-- Start DATA ROWS --
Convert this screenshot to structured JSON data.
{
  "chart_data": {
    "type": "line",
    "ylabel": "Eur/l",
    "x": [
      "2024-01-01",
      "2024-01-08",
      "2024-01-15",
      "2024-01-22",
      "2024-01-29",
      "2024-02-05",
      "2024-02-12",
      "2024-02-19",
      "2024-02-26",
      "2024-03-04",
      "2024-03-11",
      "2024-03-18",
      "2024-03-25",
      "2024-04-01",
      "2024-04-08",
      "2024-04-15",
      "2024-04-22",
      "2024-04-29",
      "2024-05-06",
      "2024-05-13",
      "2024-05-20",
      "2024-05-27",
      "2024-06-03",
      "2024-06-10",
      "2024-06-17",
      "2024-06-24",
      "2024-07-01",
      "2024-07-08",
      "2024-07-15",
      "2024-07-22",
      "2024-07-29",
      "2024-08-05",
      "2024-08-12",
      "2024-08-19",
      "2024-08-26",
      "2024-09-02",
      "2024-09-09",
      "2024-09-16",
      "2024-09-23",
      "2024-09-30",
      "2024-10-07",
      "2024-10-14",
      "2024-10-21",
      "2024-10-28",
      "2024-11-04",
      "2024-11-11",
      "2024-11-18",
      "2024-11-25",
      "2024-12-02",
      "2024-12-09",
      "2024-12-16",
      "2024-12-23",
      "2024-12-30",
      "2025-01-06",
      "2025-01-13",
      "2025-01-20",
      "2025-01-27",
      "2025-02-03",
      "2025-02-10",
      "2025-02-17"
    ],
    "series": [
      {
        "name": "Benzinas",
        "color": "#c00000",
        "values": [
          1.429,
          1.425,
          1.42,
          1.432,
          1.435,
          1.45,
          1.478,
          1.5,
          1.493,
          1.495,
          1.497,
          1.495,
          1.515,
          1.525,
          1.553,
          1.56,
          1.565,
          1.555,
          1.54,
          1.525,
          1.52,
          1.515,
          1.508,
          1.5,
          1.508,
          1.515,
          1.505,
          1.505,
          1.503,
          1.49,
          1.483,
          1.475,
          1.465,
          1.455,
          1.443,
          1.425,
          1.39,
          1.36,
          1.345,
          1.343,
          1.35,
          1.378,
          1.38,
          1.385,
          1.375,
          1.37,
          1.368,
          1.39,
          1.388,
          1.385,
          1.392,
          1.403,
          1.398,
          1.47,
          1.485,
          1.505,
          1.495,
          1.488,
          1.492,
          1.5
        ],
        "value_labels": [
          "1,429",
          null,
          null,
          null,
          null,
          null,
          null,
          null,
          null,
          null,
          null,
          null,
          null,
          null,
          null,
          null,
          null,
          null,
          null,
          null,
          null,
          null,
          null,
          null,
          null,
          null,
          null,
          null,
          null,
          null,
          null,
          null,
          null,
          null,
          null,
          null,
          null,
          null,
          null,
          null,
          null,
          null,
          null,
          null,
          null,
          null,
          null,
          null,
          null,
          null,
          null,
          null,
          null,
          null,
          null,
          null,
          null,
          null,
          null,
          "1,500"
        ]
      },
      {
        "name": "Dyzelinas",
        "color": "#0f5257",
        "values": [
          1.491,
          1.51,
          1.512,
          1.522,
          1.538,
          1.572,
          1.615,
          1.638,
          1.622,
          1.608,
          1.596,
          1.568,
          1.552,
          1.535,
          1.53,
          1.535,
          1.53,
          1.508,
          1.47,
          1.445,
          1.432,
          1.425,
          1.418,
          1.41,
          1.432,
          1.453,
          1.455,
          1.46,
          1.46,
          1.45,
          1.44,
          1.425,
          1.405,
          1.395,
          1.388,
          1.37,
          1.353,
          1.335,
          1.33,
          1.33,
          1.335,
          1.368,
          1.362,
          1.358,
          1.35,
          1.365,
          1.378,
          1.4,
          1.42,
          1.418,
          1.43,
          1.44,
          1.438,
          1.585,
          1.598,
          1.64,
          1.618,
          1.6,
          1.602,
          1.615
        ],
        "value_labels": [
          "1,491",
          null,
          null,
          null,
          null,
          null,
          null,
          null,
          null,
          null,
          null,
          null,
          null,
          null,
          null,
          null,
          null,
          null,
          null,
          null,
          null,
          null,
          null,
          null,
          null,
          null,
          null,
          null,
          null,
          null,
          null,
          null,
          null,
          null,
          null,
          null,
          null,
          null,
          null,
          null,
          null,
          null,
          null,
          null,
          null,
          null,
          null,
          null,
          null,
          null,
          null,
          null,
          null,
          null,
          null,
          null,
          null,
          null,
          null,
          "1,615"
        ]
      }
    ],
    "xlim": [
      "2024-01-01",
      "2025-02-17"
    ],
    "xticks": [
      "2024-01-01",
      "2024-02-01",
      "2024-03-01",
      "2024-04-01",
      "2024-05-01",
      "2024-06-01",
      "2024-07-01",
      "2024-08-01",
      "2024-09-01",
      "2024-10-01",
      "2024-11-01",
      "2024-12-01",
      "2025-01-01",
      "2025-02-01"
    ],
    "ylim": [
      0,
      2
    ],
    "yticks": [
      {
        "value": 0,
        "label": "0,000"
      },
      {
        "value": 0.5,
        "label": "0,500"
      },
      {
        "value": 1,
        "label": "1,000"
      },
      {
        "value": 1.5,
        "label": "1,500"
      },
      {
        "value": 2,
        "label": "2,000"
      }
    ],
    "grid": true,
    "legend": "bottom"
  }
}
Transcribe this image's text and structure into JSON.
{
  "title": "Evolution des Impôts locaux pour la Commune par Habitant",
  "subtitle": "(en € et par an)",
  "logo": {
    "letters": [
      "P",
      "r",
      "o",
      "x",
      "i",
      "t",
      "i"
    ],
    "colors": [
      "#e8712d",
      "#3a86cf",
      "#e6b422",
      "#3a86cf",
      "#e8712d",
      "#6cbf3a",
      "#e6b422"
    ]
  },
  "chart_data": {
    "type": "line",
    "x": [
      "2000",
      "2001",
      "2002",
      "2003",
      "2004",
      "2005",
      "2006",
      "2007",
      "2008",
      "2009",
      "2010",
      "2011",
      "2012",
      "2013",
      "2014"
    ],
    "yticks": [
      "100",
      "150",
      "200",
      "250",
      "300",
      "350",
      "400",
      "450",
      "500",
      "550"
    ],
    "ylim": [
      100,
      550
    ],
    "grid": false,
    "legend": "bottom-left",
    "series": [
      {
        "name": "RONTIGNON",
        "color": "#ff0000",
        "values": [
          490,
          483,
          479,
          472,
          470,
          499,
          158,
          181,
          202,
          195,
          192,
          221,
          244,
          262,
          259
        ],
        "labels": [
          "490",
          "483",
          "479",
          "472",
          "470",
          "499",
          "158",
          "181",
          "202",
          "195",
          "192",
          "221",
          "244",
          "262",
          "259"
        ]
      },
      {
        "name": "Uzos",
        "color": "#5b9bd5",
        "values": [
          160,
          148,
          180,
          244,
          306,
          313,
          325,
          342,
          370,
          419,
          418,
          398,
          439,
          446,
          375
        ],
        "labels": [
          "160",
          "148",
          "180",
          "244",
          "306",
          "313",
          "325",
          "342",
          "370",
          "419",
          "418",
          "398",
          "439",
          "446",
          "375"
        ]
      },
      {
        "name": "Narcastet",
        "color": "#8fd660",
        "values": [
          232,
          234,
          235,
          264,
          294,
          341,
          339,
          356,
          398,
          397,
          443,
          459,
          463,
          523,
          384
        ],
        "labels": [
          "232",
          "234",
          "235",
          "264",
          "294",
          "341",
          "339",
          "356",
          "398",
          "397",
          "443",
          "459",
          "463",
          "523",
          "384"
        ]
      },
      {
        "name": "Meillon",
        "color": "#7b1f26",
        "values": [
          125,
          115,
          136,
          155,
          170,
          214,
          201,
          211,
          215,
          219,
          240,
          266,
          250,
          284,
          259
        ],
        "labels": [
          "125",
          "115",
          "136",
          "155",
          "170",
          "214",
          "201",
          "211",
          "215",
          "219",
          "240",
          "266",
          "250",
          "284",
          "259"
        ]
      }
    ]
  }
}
-- End DATA ROWS --
> _TASK DESCRIPTION_
Among the entries, how many lines include the word "JSON"? Answer with a single number and nothing further.

> _CORRECT RESULT_
2